### Stated task
Report, word for word, every line of the material that contains "label".

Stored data
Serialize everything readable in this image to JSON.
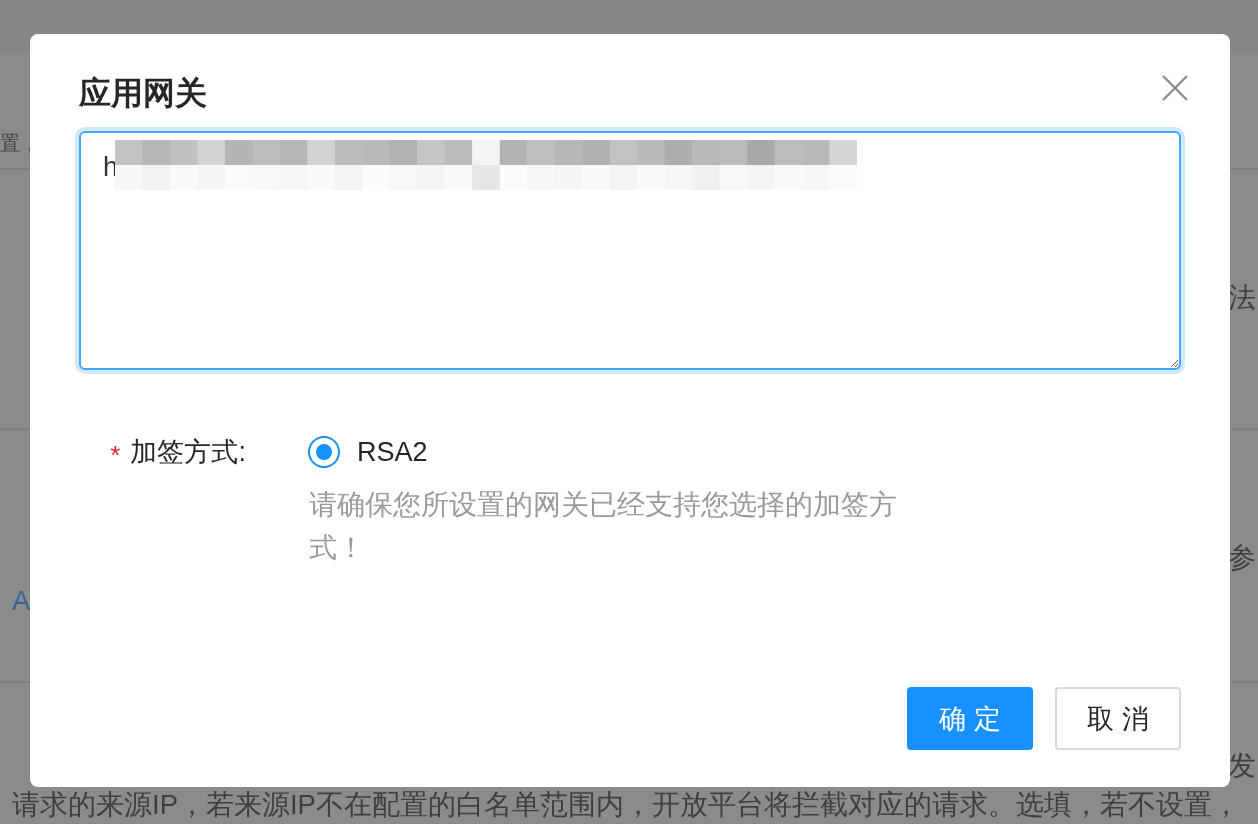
{
  "background_page": {
    "sections": [
      {
        "rows": [
          {
            "left": {
              "kind": "text",
              "text": "置，"
            }
          }
        ]
      },
      {
        "rows": [
          {
            "right": {
              "kind": "text",
              "text": "法"
            }
          }
        ]
      },
      {
        "rows": [
          {
            "right": {
              "kind": "text",
              "text": "参"
            }
          },
          {
            "left": {
              "kind": "link",
              "text": "A"
            }
          }
        ]
      },
      {
        "rows": [
          {
            "right": {
              "kind": "text",
              "text": "发"
            }
          },
          {
            "left": {
              "kind": "text",
              "text": "请求的来源IP，若来源IP不在配置的白名单范围内，开放平台将拦截对应的请求。选填，若不设置，"
            }
          }
        ]
      }
    ]
  },
  "dialog": {
    "title": "应用网关",
    "gateway_field": {
      "value": "h",
      "focused": true
    },
    "signing_method": {
      "required_mark": "*",
      "label": "加签方式:",
      "options": [
        {
          "label": "RSA2",
          "selected": true
        }
      ],
      "hint": "请确保您所设置的网关已经支持您选择的加签方式！"
    },
    "buttons": [
      {
        "kind": "primary",
        "label": "确 定"
      },
      {
        "kind": "default",
        "label": "取 消"
      }
    ]
  }
}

### Task answer
      "label": "加签方式:",
          "label": "RSA2",
        "label": "确 定"
        "label": "取 消"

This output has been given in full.